## DATA SUPPLIED
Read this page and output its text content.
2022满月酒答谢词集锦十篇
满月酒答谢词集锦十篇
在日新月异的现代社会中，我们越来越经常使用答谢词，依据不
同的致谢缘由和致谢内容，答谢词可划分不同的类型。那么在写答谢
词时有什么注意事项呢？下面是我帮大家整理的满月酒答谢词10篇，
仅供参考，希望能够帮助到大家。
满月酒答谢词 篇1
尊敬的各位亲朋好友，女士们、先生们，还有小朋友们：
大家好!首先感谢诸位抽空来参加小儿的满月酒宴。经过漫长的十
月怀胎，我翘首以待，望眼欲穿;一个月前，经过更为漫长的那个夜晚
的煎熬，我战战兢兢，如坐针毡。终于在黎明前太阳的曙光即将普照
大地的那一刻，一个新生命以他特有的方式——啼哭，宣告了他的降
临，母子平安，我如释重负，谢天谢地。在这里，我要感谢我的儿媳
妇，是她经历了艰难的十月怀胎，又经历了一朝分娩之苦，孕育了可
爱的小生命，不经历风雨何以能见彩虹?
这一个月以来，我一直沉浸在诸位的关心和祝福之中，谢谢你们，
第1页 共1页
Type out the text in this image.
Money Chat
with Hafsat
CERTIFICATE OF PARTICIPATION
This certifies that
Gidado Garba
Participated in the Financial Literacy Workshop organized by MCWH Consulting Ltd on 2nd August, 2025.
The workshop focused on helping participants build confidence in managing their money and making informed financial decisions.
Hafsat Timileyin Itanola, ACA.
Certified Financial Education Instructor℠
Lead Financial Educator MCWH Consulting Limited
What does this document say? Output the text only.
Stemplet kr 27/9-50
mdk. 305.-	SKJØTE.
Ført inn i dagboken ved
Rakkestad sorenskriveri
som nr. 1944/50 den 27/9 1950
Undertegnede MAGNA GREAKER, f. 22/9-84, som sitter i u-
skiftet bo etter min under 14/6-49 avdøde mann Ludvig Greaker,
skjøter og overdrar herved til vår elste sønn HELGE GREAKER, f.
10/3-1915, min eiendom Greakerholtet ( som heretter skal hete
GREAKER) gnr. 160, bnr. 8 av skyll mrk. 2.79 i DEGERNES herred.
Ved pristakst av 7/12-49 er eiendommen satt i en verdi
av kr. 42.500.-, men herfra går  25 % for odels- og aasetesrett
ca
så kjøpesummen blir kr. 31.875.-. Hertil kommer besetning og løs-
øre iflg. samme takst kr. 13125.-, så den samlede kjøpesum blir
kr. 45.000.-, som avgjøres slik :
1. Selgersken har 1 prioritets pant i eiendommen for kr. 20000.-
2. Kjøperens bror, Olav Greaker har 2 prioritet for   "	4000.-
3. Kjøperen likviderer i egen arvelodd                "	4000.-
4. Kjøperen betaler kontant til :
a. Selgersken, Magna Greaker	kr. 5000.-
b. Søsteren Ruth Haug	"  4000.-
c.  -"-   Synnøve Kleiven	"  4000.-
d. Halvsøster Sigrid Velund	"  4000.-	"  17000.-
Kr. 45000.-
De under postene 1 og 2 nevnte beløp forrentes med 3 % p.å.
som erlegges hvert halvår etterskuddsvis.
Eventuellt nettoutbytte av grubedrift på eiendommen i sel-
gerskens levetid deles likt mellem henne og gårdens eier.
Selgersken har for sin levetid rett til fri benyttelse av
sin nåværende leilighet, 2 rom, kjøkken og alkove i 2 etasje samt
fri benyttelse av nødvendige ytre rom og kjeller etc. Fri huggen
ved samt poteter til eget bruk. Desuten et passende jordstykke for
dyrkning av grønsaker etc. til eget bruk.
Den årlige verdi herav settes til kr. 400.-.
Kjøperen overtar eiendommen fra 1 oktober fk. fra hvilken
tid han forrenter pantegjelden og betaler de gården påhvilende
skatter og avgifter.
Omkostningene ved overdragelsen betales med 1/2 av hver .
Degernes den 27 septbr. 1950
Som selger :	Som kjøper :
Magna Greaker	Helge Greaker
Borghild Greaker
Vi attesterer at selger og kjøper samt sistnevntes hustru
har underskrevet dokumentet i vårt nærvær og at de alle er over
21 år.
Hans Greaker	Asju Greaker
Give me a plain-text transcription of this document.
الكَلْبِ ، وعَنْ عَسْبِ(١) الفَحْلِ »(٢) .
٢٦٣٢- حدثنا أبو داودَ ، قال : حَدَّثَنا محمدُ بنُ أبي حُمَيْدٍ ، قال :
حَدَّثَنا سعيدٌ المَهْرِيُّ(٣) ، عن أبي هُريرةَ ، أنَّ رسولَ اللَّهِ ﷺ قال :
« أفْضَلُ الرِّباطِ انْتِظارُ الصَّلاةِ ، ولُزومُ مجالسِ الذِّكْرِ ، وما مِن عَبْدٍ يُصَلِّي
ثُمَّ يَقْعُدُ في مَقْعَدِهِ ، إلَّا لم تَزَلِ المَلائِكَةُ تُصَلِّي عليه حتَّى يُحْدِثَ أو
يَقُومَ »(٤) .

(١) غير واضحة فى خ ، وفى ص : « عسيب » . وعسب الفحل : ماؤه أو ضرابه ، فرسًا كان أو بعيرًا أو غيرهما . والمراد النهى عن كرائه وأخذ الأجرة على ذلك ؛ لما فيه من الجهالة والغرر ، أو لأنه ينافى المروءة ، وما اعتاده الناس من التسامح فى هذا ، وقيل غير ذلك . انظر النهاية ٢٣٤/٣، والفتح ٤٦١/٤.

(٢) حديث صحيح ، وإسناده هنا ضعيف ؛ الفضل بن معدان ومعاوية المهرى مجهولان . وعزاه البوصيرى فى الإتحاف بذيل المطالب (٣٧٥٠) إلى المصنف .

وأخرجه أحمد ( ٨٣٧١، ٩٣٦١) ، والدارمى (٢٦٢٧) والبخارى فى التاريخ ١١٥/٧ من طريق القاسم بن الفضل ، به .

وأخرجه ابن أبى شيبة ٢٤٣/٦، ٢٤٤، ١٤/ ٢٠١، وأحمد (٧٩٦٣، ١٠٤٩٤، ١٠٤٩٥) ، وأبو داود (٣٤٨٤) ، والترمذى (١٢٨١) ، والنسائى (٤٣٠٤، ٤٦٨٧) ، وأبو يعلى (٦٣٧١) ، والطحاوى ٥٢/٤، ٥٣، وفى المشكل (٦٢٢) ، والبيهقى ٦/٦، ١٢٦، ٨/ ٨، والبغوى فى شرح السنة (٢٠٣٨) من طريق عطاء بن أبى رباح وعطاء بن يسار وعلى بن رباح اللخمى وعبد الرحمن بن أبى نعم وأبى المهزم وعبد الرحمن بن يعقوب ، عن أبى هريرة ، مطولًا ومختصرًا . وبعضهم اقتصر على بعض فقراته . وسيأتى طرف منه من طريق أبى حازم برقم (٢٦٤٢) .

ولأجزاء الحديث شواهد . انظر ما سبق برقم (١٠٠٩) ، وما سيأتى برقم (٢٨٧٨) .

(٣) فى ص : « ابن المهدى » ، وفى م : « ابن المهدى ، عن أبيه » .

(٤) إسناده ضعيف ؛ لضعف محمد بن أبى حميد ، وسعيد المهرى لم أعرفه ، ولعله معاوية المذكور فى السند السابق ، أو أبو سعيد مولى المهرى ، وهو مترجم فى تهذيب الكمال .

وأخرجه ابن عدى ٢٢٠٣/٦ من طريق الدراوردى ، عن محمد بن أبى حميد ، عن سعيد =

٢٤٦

## TASK REQUIREMENTS
Copy out every line in the listing where the word "Selgersken" appears.

## SOLUTION FOR THIS PROBLEM
1. Selgersken har 1 prioritets pant i eiendommen for kr. 20000.-
a. Selgersken, Magna Greaker	kr. 5000.-
Selgersken har for sin levetid rett til fri benyttelse av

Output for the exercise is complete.